[Stored data]
────

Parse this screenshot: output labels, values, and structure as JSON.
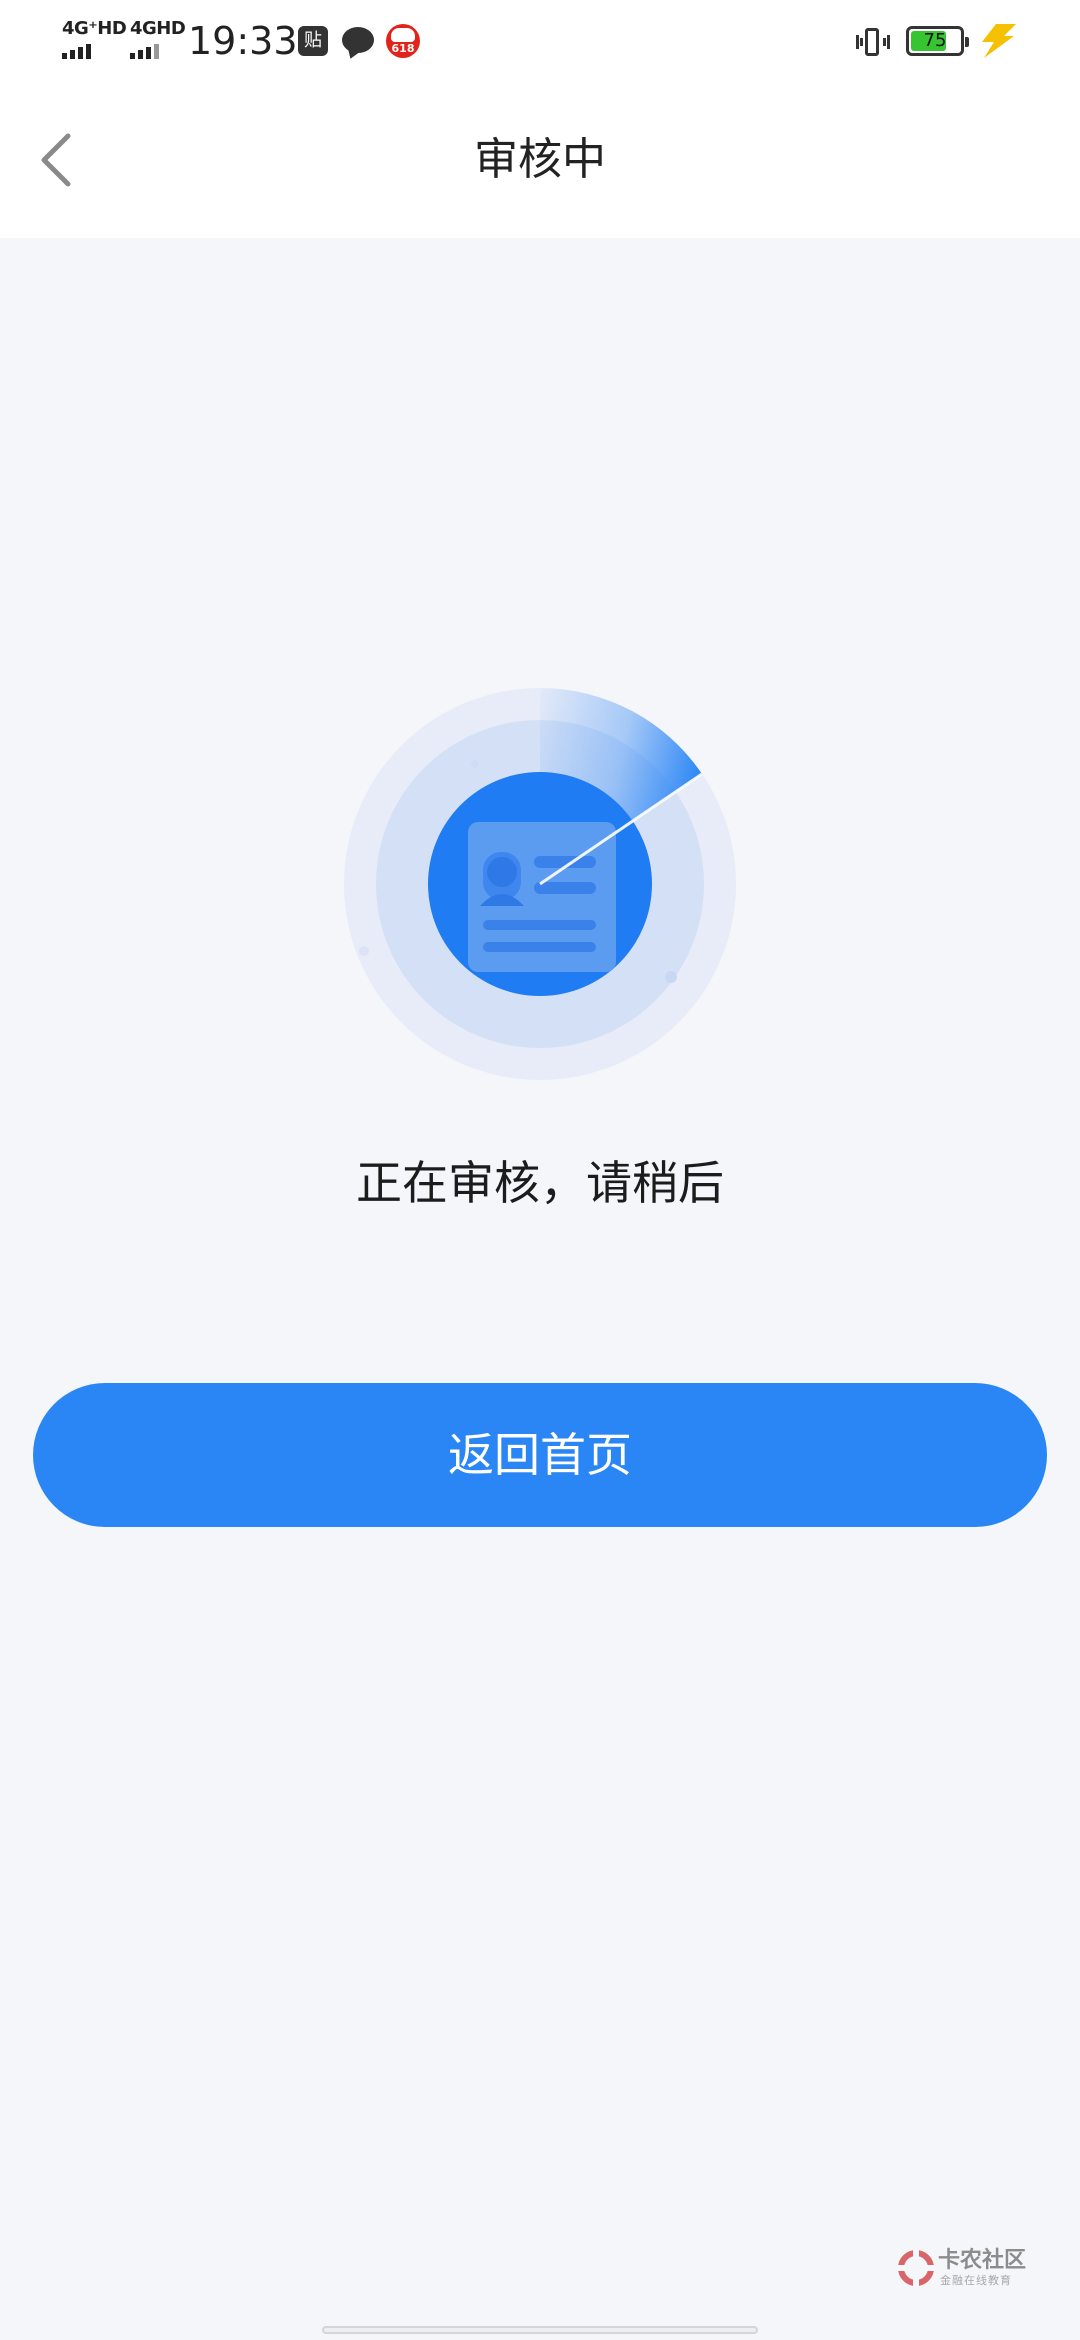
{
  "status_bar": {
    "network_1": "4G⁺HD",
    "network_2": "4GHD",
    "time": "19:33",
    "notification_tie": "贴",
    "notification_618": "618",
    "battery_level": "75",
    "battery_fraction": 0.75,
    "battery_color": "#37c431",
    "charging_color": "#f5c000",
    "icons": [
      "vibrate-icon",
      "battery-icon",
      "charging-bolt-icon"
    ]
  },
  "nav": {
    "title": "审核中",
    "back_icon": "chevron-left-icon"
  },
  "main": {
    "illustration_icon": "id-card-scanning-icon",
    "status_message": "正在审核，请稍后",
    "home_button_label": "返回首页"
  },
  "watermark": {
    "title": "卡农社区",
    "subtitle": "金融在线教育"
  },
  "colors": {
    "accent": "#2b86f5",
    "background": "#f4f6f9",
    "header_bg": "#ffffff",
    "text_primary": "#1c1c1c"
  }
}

────

THE REQUEST: Take the entries shown above and quote them verbatim, passing over the pictures.

WRITTEN SOLUTION:
Parse this screenshot: output labels, values, and structure as JSON.
{
  "status_bar": {
    "network_1": "4G⁺HD",
    "network_2": "4GHD",
    "time": "19:33",
    "notification_tie": "贴",
    "notification_618": "618",
    "battery_level": "75",
    "battery_fraction": 0.75,
    "battery_color": "#37c431",
    "charging_color": "#f5c000",
    "icons": [
      "vibrate-icon",
      "battery-icon",
      "charging-bolt-icon"
    ]
  },
  "nav": {
    "title": "审核中",
    "back_icon": "chevron-left-icon"
  },
  "main": {
    "illustration_icon": "id-card-scanning-icon",
    "status_message": "正在审核，请稍后",
    "home_button_label": "返回首页"
  },
  "watermark": {
    "title": "卡农社区",
    "subtitle": "金融在线教育"
  },
  "colors": {
    "accent": "#2b86f5",
    "background": "#f4f6f9",
    "header_bg": "#ffffff",
    "text_primary": "#1c1c1c"
  }
}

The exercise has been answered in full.